[Information provided]
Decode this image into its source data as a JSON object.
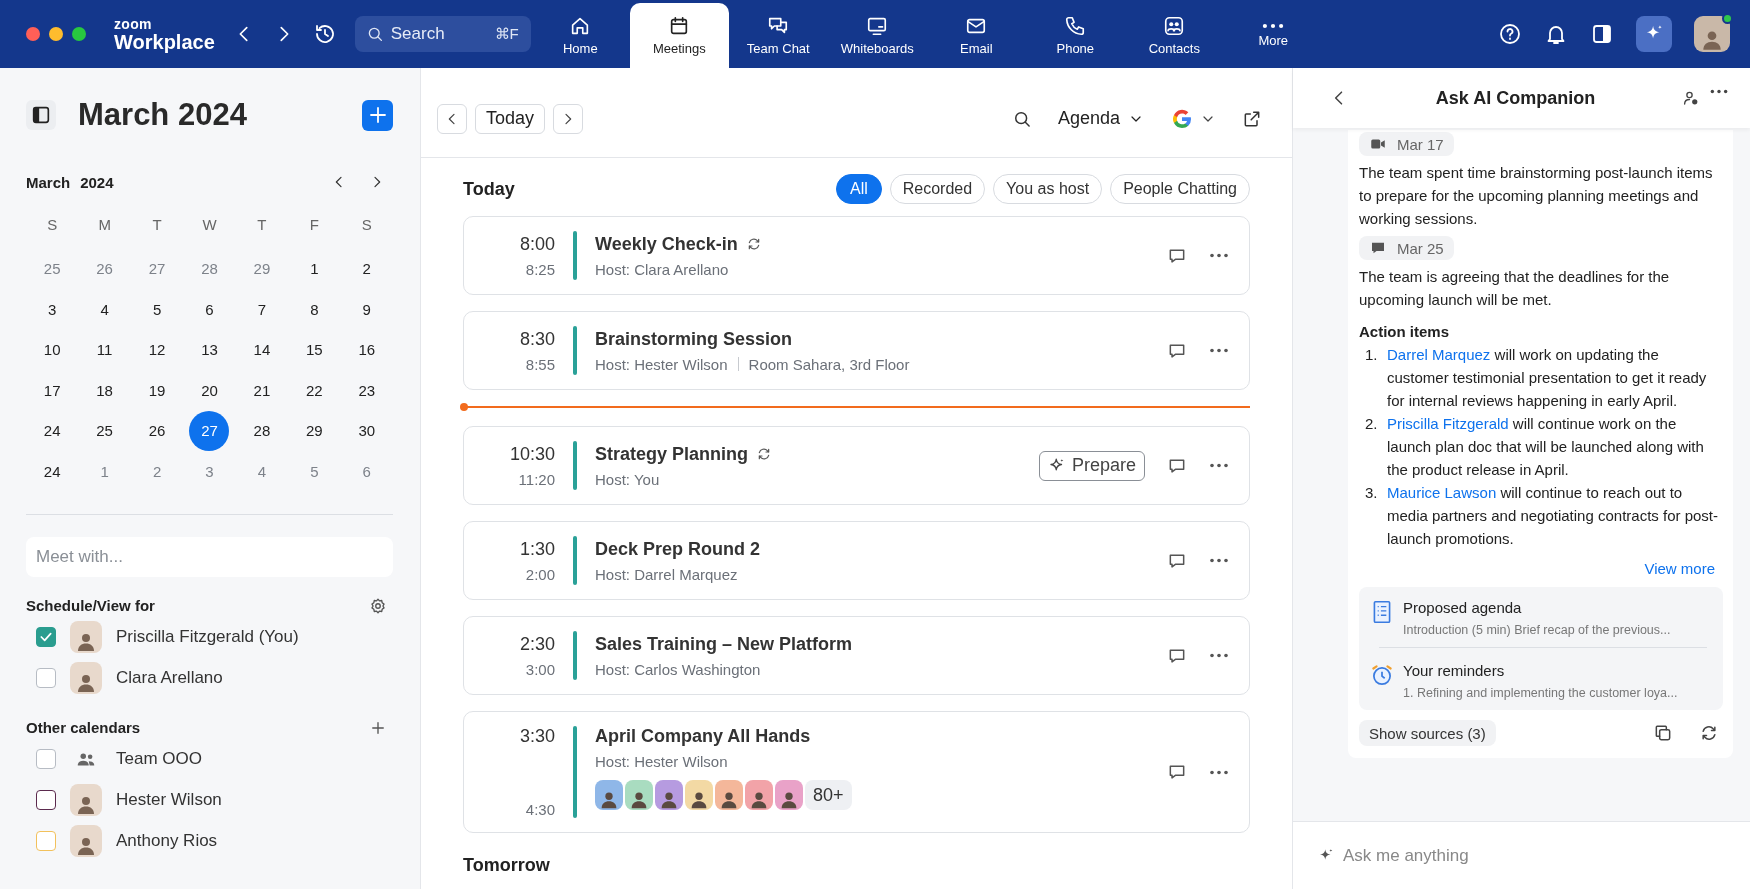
{
  "app": {
    "brand_top": "zoom",
    "brand_bottom": "Workplace",
    "search": {
      "placeholder": "Search",
      "shortcut": "⌘F"
    }
  },
  "nav_tabs": [
    {
      "label": "Home",
      "selected": false
    },
    {
      "label": "Meetings",
      "selected": true
    },
    {
      "label": "Team Chat",
      "selected": false
    },
    {
      "label": "Whiteboards",
      "selected": false
    },
    {
      "label": "Email",
      "selected": false
    },
    {
      "label": "Phone",
      "selected": false
    },
    {
      "label": "Contacts",
      "selected": false
    },
    {
      "label": "More",
      "selected": false
    }
  ],
  "sidebar": {
    "title": "March 2024",
    "mini_calendar": {
      "month": "March",
      "year": "2024",
      "weekdays": [
        "S",
        "M",
        "T",
        "W",
        "T",
        "F",
        "S"
      ],
      "weeks": [
        [
          {
            "day": "25",
            "muted": true,
            "selected": false
          },
          {
            "day": "26",
            "muted": true,
            "selected": false
          },
          {
            "day": "27",
            "muted": true,
            "selected": false
          },
          {
            "day": "28",
            "muted": true,
            "selected": false
          },
          {
            "day": "29",
            "muted": true,
            "selected": false
          },
          {
            "day": "1",
            "muted": false,
            "selected": false
          },
          {
            "day": "2",
            "muted": false,
            "selected": false
          }
        ],
        [
          {
            "day": "3",
            "muted": false,
            "selected": false
          },
          {
            "day": "4",
            "muted": false,
            "selected": false
          },
          {
            "day": "5",
            "muted": false,
            "selected": false
          },
          {
            "day": "6",
            "muted": false,
            "selected": false
          },
          {
            "day": "7",
            "muted": false,
            "selected": false
          },
          {
            "day": "8",
            "muted": false,
            "selected": false
          },
          {
            "day": "9",
            "muted": false,
            "selected": false
          }
        ],
        [
          {
            "day": "10",
            "muted": false,
            "selected": false
          },
          {
            "day": "11",
            "muted": false,
            "selected": false
          },
          {
            "day": "12",
            "muted": false,
            "selected": false
          },
          {
            "day": "13",
            "muted": false,
            "selected": false
          },
          {
            "day": "14",
            "muted": false,
            "selected": false
          },
          {
            "day": "15",
            "muted": false,
            "selected": false
          },
          {
            "day": "16",
            "muted": false,
            "selected": false
          }
        ],
        [
          {
            "day": "17",
            "muted": false,
            "selected": false
          },
          {
            "day": "18",
            "muted": false,
            "selected": false
          },
          {
            "day": "19",
            "muted": false,
            "selected": false
          },
          {
            "day": "20",
            "muted": false,
            "selected": false
          },
          {
            "day": "21",
            "muted": false,
            "selected": false
          },
          {
            "day": "22",
            "muted": false,
            "selected": false
          },
          {
            "day": "23",
            "muted": false,
            "selected": false
          }
        ],
        [
          {
            "day": "24",
            "muted": false,
            "selected": false
          },
          {
            "day": "25",
            "muted": false,
            "selected": false
          },
          {
            "day": "26",
            "muted": false,
            "selected": false
          },
          {
            "day": "27",
            "muted": false,
            "selected": true
          },
          {
            "day": "28",
            "muted": false,
            "selected": false
          },
          {
            "day": "29",
            "muted": false,
            "selected": false
          },
          {
            "day": "30",
            "muted": false,
            "selected": false
          }
        ],
        [
          {
            "day": "24",
            "muted": false,
            "selected": false
          },
          {
            "day": "1",
            "muted": true,
            "selected": false
          },
          {
            "day": "2",
            "muted": true,
            "selected": false
          },
          {
            "day": "3",
            "muted": true,
            "selected": false
          },
          {
            "day": "4",
            "muted": true,
            "selected": false
          },
          {
            "day": "5",
            "muted": true,
            "selected": false
          },
          {
            "day": "6",
            "muted": true,
            "selected": false
          }
        ]
      ]
    },
    "meet_with": {
      "placeholder": "Meet with..."
    },
    "schedule_for": {
      "heading": "Schedule/View for",
      "people": [
        {
          "name": "Priscilla Fitzgerald (You)",
          "checked": true,
          "kind": "person",
          "color": "#2a9d8f"
        },
        {
          "name": "Clara Arellano",
          "checked": false,
          "kind": "person",
          "color": "#b7bcc4"
        }
      ]
    },
    "other_calendars": {
      "heading": "Other calendars",
      "items": [
        {
          "name": "Team OOO",
          "checked": false,
          "kind": "group",
          "color": "#b7bcc4"
        },
        {
          "name": "Hester Wilson",
          "checked": false,
          "kind": "person",
          "color": "#5b2a4e"
        },
        {
          "name": "Anthony Rios",
          "checked": false,
          "kind": "person",
          "color": "#f2c15c"
        }
      ]
    }
  },
  "agenda": {
    "today_button": "Today",
    "view": "Agenda",
    "section": "Today",
    "filters": [
      {
        "label": "All",
        "selected": true
      },
      {
        "label": "Recorded",
        "selected": false
      },
      {
        "label": "You as host",
        "selected": false
      },
      {
        "label": "People Chatting",
        "selected": false
      }
    ],
    "meetings": [
      {
        "start": "8:00",
        "end": "8:25",
        "title": "Weekly Check-in",
        "recurring": true,
        "host": "Host: Clara Arellano"
      },
      {
        "start": "8:30",
        "end": "8:55",
        "title": "Brainstorming Session",
        "recurring": false,
        "host": "Host: Hester Wilson",
        "location": "Room Sahara, 3rd Floor",
        "now_after": true
      },
      {
        "start": "10:30",
        "end": "11:20",
        "title": "Strategy Planning",
        "recurring": true,
        "host": "Host: You",
        "prepare": "Prepare"
      },
      {
        "start": "1:30",
        "end": "2:00",
        "title": "Deck Prep Round 2",
        "recurring": false,
        "host": "Host: Darrel Marquez"
      },
      {
        "start": "2:30",
        "end": "3:00",
        "title": "Sales Training – New Platform",
        "recurring": false,
        "host": "Host: Carlos Washington"
      },
      {
        "start": "3:30",
        "end": "4:30",
        "title": "April Company All Hands",
        "recurring": false,
        "host": "Host: Hester Wilson",
        "attendees": [
          {
            "color": "#8fb7e8"
          },
          {
            "color": "#a9dcc0"
          },
          {
            "color": "#b69be0"
          },
          {
            "color": "#f3d9a4"
          },
          {
            "color": "#f4b79a"
          },
          {
            "color": "#f2a3a8"
          },
          {
            "color": "#e9a2c8"
          }
        ],
        "attendee_more": "80+"
      }
    ],
    "next_section": "Tomorrow"
  },
  "ai_panel": {
    "title": "Ask AI Companion",
    "summaries": [
      {
        "kind": "video",
        "date": "Mar 17",
        "text": "The team spent time brainstorming post-launch items to prepare for the upcoming planning meetings and working sessions."
      },
      {
        "kind": "chat",
        "date": "Mar 25",
        "text": "The team is agreeing that the deadlines for the upcoming launch will be met."
      }
    ],
    "action_heading": "Action items",
    "action_items": [
      {
        "number": "1.",
        "person": "Darrel Marquez",
        "text": " will work on updating the customer testimonial presentation to get it ready for internal reviews happening in early April."
      },
      {
        "number": "2.",
        "person": "Priscilla Fitzgerald",
        "text": " will continue work on the launch plan doc that will be launched along with the product release in April."
      },
      {
        "number": "3.",
        "person": "Maurice Lawson",
        "text": " will continue to reach out to media partners and negotiating contracts for post-launch promotions."
      }
    ],
    "view_more": "View more",
    "suggestions": [
      {
        "kind": "agenda",
        "title": "Proposed agenda",
        "subtitle": "Introduction (5 min) Brief recap of the previous..."
      },
      {
        "kind": "reminder",
        "title": "Your reminders",
        "subtitle": "1. Refining and implementing the customer loya..."
      }
    ],
    "sources": "Show sources (3)",
    "input": {
      "placeholder": "Ask me anything"
    }
  }
}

[Set exercise]
Quote the material in full and exactly; do not carry over its pictures.

[Complete output]
Decode this image into its source data as a JSON object.
{
  "app": {
    "brand_top": "zoom",
    "brand_bottom": "Workplace",
    "search": {
      "placeholder": "Search",
      "shortcut": "⌘F"
    }
  },
  "nav_tabs": [
    {
      "label": "Home",
      "selected": false
    },
    {
      "label": "Meetings",
      "selected": true
    },
    {
      "label": "Team Chat",
      "selected": false
    },
    {
      "label": "Whiteboards",
      "selected": false
    },
    {
      "label": "Email",
      "selected": false
    },
    {
      "label": "Phone",
      "selected": false
    },
    {
      "label": "Contacts",
      "selected": false
    },
    {
      "label": "More",
      "selected": false
    }
  ],
  "sidebar": {
    "title": "March 2024",
    "mini_calendar": {
      "month": "March",
      "year": "2024",
      "weekdays": [
        "S",
        "M",
        "T",
        "W",
        "T",
        "F",
        "S"
      ],
      "weeks": [
        [
          {
            "day": "25",
            "muted": true,
            "selected": false
          },
          {
            "day": "26",
            "muted": true,
            "selected": false
          },
          {
            "day": "27",
            "muted": true,
            "selected": false
          },
          {
            "day": "28",
            "muted": true,
            "selected": false
          },
          {
            "day": "29",
            "muted": true,
            "selected": false
          },
          {
            "day": "1",
            "muted": false,
            "selected": false
          },
          {
            "day": "2",
            "muted": false,
            "selected": false
          }
        ],
        [
          {
            "day": "3",
            "muted": false,
            "selected": false
          },
          {
            "day": "4",
            "muted": false,
            "selected": false
          },
          {
            "day": "5",
            "muted": false,
            "selected": false
          },
          {
            "day": "6",
            "muted": false,
            "selected": false
          },
          {
            "day": "7",
            "muted": false,
            "selected": false
          },
          {
            "day": "8",
            "muted": false,
            "selected": false
          },
          {
            "day": "9",
            "muted": false,
            "selected": false
          }
        ],
        [
          {
            "day": "10",
            "muted": false,
            "selected": false
          },
          {
            "day": "11",
            "muted": false,
            "selected": false
          },
          {
            "day": "12",
            "muted": false,
            "selected": false
          },
          {
            "day": "13",
            "muted": false,
            "selected": false
          },
          {
            "day": "14",
            "muted": false,
            "selected": false
          },
          {
            "day": "15",
            "muted": false,
            "selected": false
          },
          {
            "day": "16",
            "muted": false,
            "selected": false
          }
        ],
        [
          {
            "day": "17",
            "muted": false,
            "selected": false
          },
          {
            "day": "18",
            "muted": false,
            "selected": false
          },
          {
            "day": "19",
            "muted": false,
            "selected": false
          },
          {
            "day": "20",
            "muted": false,
            "selected": false
          },
          {
            "day": "21",
            "muted": false,
            "selected": false
          },
          {
            "day": "22",
            "muted": false,
            "selected": false
          },
          {
            "day": "23",
            "muted": false,
            "selected": false
          }
        ],
        [
          {
            "day": "24",
            "muted": false,
            "selected": false
          },
          {
            "day": "25",
            "muted": false,
            "selected": false
          },
          {
            "day": "26",
            "muted": false,
            "selected": false
          },
          {
            "day": "27",
            "muted": false,
            "selected": true
          },
          {
            "day": "28",
            "muted": false,
            "selected": false
          },
          {
            "day": "29",
            "muted": false,
            "selected": false
          },
          {
            "day": "30",
            "muted": false,
            "selected": false
          }
        ],
        [
          {
            "day": "24",
            "muted": false,
            "selected": false
          },
          {
            "day": "1",
            "muted": true,
            "selected": false
          },
          {
            "day": "2",
            "muted": true,
            "selected": false
          },
          {
            "day": "3",
            "muted": true,
            "selected": false
          },
          {
            "day": "4",
            "muted": true,
            "selected": false
          },
          {
            "day": "5",
            "muted": true,
            "selected": false
          },
          {
            "day": "6",
            "muted": true,
            "selected": false
          }
        ]
      ]
    },
    "meet_with": {
      "placeholder": "Meet with..."
    },
    "schedule_for": {
      "heading": "Schedule/View for",
      "people": [
        {
          "name": "Priscilla Fitzgerald (You)",
          "checked": true,
          "kind": "person",
          "color": "#2a9d8f"
        },
        {
          "name": "Clara Arellano",
          "checked": false,
          "kind": "person",
          "color": "#b7bcc4"
        }
      ]
    },
    "other_calendars": {
      "heading": "Other calendars",
      "items": [
        {
          "name": "Team OOO",
          "checked": false,
          "kind": "group",
          "color": "#b7bcc4"
        },
        {
          "name": "Hester Wilson",
          "checked": false,
          "kind": "person",
          "color": "#5b2a4e"
        },
        {
          "name": "Anthony Rios",
          "checked": false,
          "kind": "person",
          "color": "#f2c15c"
        }
      ]
    }
  },
  "agenda": {
    "today_button": "Today",
    "view": "Agenda",
    "section": "Today",
    "filters": [
      {
        "label": "All",
        "selected": true
      },
      {
        "label": "Recorded",
        "selected": false
      },
      {
        "label": "You as host",
        "selected": false
      },
      {
        "label": "People Chatting",
        "selected": false
      }
    ],
    "meetings": [
      {
        "start": "8:00",
        "end": "8:25",
        "title": "Weekly Check-in",
        "recurring": true,
        "host": "Host: Clara Arellano"
      },
      {
        "start": "8:30",
        "end": "8:55",
        "title": "Brainstorming Session",
        "recurring": false,
        "host": "Host: Hester Wilson",
        "location": "Room Sahara, 3rd Floor",
        "now_after": true
      },
      {
        "start": "10:30",
        "end": "11:20",
        "title": "Strategy Planning",
        "recurring": true,
        "host": "Host: You",
        "prepare": "Prepare"
      },
      {
        "start": "1:30",
        "end": "2:00",
        "title": "Deck Prep Round 2",
        "recurring": false,
        "host": "Host: Darrel Marquez"
      },
      {
        "start": "2:30",
        "end": "3:00",
        "title": "Sales Training – New Platform",
        "recurring": false,
        "host": "Host: Carlos Washington"
      },
      {
        "start": "3:30",
        "end": "4:30",
        "title": "April Company All Hands",
        "recurring": false,
        "host": "Host: Hester Wilson",
        "attendees": [
          {
            "color": "#8fb7e8"
          },
          {
            "color": "#a9dcc0"
          },
          {
            "color": "#b69be0"
          },
          {
            "color": "#f3d9a4"
          },
          {
            "color": "#f4b79a"
          },
          {
            "color": "#f2a3a8"
          },
          {
            "color": "#e9a2c8"
          }
        ],
        "attendee_more": "80+"
      }
    ],
    "next_section": "Tomorrow"
  },
  "ai_panel": {
    "title": "Ask AI Companion",
    "summaries": [
      {
        "kind": "video",
        "date": "Mar 17",
        "text": "The team spent time brainstorming post-launch items to prepare for the upcoming planning meetings and working sessions."
      },
      {
        "kind": "chat",
        "date": "Mar 25",
        "text": "The team is agreeing that the deadlines for the upcoming launch will be met."
      }
    ],
    "action_heading": "Action items",
    "action_items": [
      {
        "number": "1.",
        "person": "Darrel Marquez",
        "text": " will work on updating the customer testimonial presentation to get it ready for internal reviews happening in early April."
      },
      {
        "number": "2.",
        "person": "Priscilla Fitzgerald",
        "text": " will continue work on the launch plan doc that will be launched along with the product release in April."
      },
      {
        "number": "3.",
        "person": "Maurice Lawson",
        "text": " will continue to reach out to media partners and negotiating contracts for post-launch promotions."
      }
    ],
    "view_more": "View more",
    "suggestions": [
      {
        "kind": "agenda",
        "title": "Proposed agenda",
        "subtitle": "Introduction (5 min) Brief recap of the previous..."
      },
      {
        "kind": "reminder",
        "title": "Your reminders",
        "subtitle": "1. Refining and implementing the customer loya..."
      }
    ],
    "sources": "Show sources (3)",
    "input": {
      "placeholder": "Ask me anything"
    }
  }
}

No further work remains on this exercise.